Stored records
>> Begin

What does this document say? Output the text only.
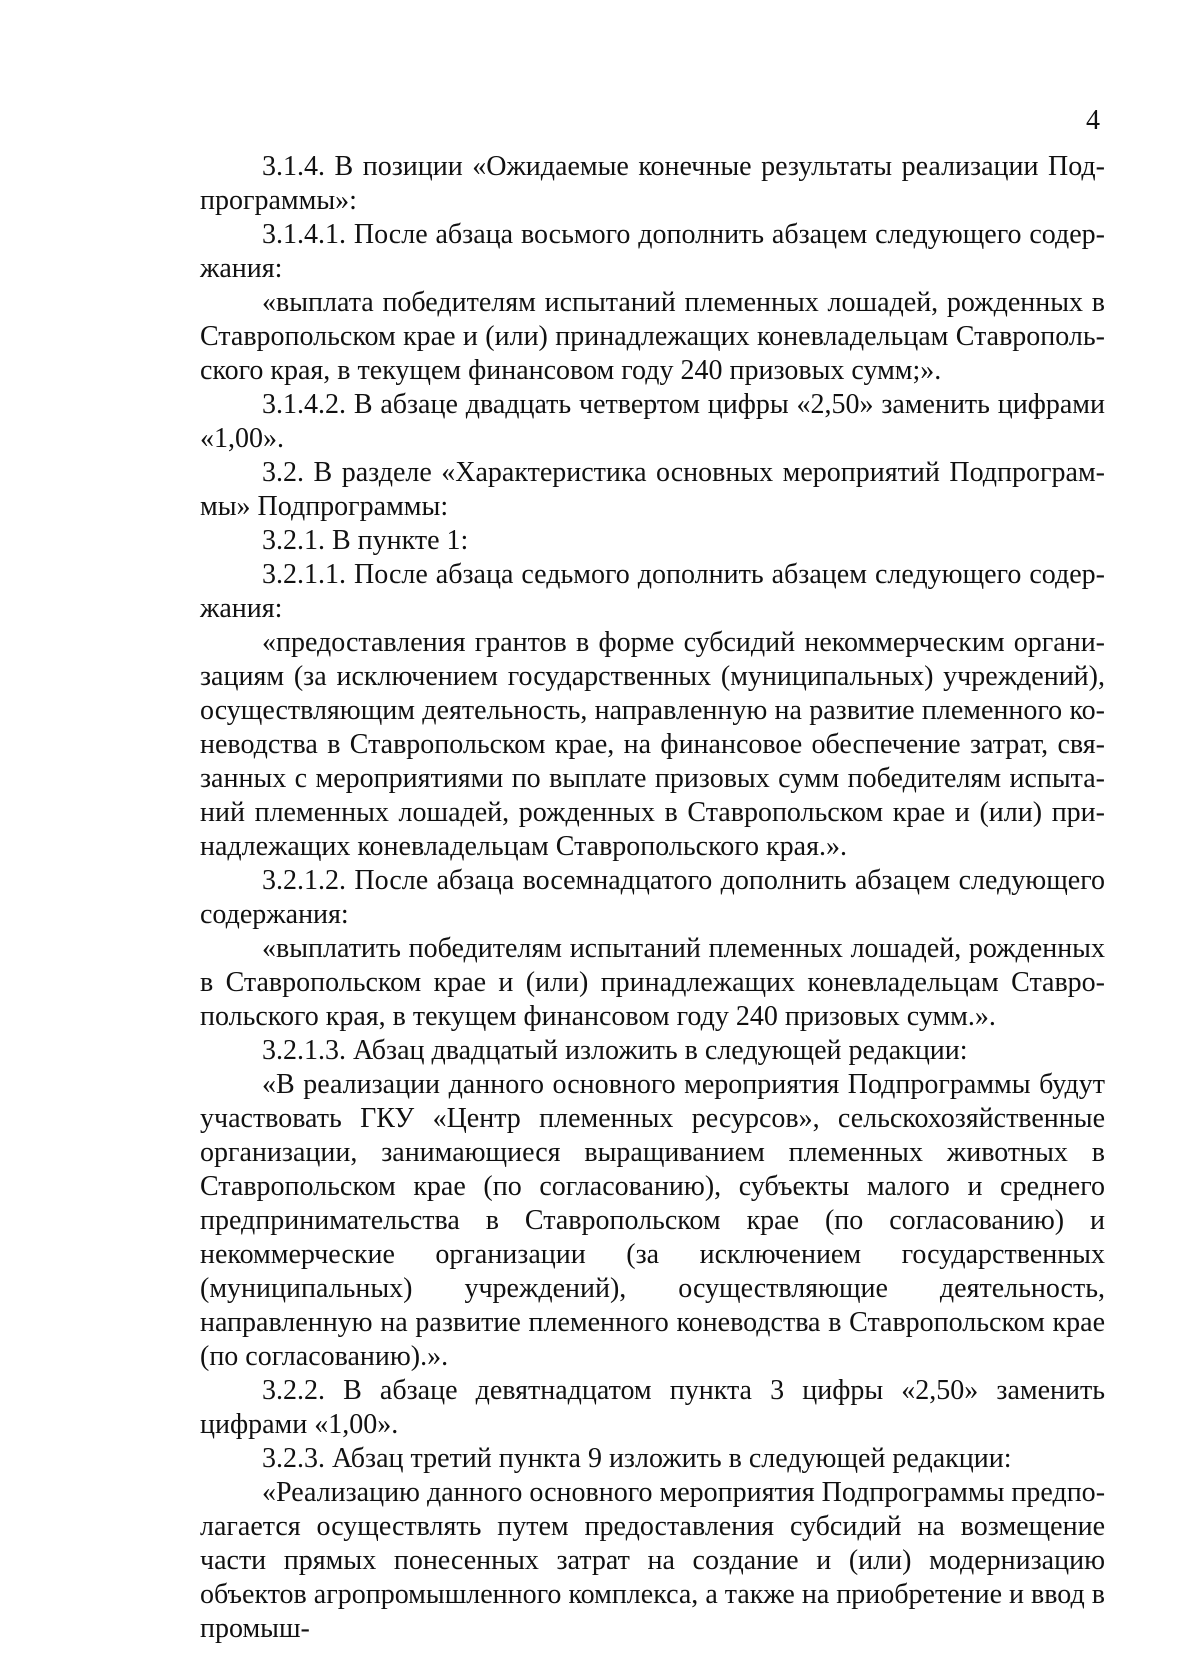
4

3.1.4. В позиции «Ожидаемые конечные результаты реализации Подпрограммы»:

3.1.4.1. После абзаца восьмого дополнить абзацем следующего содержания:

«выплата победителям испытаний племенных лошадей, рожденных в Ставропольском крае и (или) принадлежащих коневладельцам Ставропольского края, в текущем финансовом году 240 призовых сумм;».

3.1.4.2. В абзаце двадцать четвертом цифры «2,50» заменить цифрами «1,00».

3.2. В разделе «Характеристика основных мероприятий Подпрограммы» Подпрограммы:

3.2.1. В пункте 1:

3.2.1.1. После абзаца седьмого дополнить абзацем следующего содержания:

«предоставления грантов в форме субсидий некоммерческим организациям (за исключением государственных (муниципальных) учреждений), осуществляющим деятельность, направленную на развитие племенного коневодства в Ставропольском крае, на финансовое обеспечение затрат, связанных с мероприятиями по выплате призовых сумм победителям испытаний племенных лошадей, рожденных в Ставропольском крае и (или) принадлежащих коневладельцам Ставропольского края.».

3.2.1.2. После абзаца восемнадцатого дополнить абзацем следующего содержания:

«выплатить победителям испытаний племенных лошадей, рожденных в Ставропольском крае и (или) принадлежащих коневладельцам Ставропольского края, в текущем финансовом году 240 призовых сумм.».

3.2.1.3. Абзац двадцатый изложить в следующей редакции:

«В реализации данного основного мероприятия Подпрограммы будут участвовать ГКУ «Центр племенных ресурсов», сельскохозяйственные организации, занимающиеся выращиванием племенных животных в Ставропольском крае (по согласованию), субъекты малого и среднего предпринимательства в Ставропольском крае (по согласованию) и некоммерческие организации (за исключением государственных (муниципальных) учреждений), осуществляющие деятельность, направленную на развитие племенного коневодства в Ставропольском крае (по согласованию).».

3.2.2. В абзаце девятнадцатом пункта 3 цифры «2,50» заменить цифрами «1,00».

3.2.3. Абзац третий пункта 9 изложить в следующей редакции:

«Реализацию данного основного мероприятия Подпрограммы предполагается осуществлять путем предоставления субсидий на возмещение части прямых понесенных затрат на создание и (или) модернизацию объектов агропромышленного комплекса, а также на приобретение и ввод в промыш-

>> End
>> Begin

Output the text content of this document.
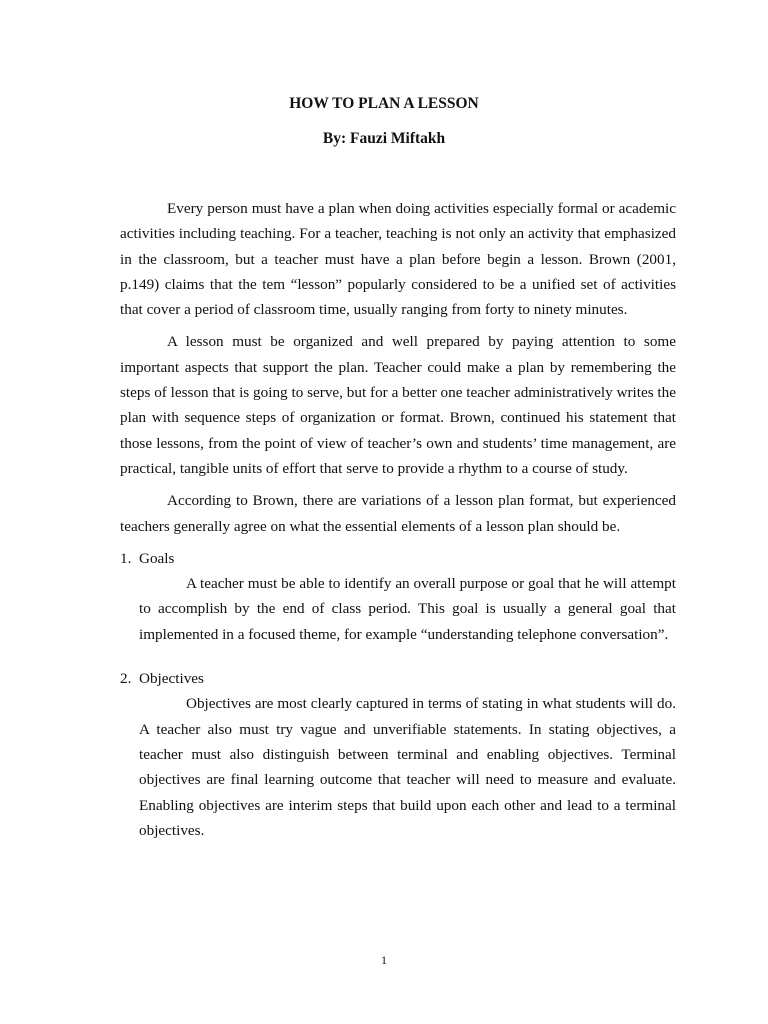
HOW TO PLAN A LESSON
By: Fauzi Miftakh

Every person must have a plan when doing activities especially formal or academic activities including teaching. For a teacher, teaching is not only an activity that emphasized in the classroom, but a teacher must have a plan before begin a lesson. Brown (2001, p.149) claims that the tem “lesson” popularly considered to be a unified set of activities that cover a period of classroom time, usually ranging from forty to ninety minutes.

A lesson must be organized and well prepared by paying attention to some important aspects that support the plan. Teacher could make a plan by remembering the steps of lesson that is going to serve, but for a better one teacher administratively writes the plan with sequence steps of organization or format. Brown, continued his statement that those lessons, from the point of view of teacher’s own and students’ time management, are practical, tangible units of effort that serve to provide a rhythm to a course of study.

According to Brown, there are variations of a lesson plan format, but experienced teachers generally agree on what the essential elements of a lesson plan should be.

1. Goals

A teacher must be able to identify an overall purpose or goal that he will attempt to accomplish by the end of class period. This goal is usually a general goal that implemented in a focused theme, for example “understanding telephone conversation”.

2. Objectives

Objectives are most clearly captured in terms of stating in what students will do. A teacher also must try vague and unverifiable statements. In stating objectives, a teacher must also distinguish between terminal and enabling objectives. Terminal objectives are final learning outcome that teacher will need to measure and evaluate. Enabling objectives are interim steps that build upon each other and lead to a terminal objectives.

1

>> End
>> Begin

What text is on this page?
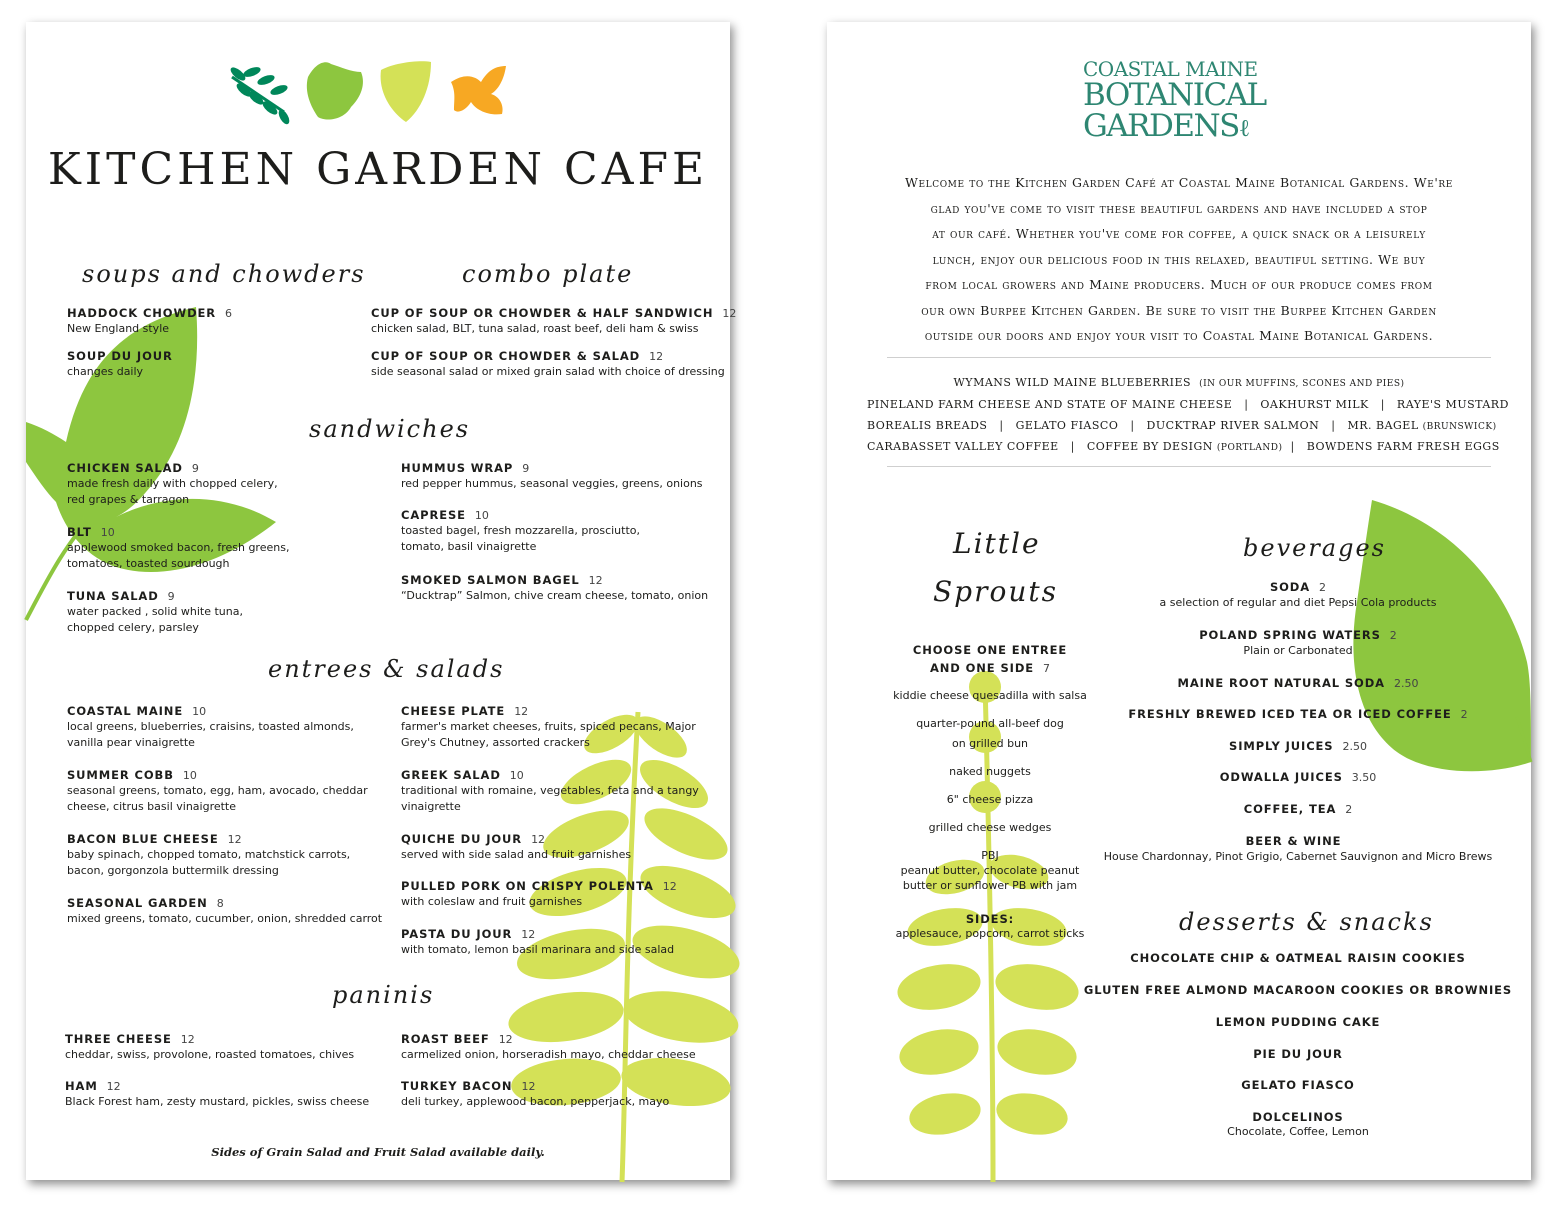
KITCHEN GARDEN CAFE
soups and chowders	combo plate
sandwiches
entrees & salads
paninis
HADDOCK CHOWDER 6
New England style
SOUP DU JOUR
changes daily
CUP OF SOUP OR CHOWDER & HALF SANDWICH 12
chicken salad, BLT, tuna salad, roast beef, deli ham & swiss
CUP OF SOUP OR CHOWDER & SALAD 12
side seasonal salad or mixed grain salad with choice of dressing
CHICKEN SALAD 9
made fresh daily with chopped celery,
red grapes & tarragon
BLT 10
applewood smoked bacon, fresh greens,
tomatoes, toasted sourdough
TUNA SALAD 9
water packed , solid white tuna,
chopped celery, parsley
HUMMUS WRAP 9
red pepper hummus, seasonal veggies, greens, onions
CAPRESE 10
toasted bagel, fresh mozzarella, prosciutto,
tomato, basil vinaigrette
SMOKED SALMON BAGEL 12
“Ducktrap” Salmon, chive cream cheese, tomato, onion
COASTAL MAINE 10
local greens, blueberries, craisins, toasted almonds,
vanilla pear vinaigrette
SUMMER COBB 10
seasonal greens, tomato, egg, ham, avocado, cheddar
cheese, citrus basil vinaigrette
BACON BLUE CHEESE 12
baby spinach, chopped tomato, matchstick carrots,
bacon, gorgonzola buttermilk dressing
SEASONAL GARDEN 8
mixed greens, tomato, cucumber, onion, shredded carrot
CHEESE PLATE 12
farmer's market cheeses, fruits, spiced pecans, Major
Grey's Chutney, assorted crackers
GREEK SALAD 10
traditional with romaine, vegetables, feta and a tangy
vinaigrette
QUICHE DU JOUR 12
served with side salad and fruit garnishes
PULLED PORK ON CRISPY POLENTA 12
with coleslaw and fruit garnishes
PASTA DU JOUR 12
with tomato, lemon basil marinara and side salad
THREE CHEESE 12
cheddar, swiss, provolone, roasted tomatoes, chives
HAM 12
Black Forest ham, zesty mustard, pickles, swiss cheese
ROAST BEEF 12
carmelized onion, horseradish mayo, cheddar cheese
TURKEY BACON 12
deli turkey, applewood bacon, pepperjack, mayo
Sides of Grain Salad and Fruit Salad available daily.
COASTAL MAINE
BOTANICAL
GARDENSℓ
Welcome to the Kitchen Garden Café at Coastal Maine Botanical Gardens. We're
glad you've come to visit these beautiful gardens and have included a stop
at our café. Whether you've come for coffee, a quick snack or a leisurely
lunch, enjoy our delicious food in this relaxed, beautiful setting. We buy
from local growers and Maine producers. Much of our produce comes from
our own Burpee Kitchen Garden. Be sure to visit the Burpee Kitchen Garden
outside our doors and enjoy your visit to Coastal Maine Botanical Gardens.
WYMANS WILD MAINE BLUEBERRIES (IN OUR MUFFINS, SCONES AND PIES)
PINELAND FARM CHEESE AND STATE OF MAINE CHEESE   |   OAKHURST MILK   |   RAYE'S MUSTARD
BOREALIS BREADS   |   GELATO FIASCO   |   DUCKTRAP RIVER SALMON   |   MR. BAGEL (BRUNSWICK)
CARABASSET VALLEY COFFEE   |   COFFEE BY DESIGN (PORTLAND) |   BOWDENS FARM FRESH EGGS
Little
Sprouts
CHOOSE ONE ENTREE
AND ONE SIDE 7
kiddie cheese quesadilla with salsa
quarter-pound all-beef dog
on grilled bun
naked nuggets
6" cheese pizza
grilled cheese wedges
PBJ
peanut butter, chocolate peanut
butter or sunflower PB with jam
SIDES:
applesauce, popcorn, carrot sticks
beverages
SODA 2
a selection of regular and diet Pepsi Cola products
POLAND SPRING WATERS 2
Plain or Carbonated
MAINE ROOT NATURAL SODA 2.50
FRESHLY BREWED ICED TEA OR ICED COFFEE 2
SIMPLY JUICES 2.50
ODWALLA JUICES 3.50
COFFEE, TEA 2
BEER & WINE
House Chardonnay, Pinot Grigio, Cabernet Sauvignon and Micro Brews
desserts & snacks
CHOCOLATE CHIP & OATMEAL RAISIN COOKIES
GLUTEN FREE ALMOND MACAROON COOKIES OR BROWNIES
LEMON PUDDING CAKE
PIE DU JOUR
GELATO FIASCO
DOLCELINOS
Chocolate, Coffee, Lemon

>> End

What the task asks >>
Using the records above, copy every line that has the word "следующего" in it.

Solved exercise >>
3.1.4.1. После абзаца восьмого дополнить абзацем следующего содержания:
3.2.1.1. После абзаца седьмого дополнить абзацем следующего содержания:
3.2.1.2. После абзаца восемнадцатого дополнить абзацем следующего содержания:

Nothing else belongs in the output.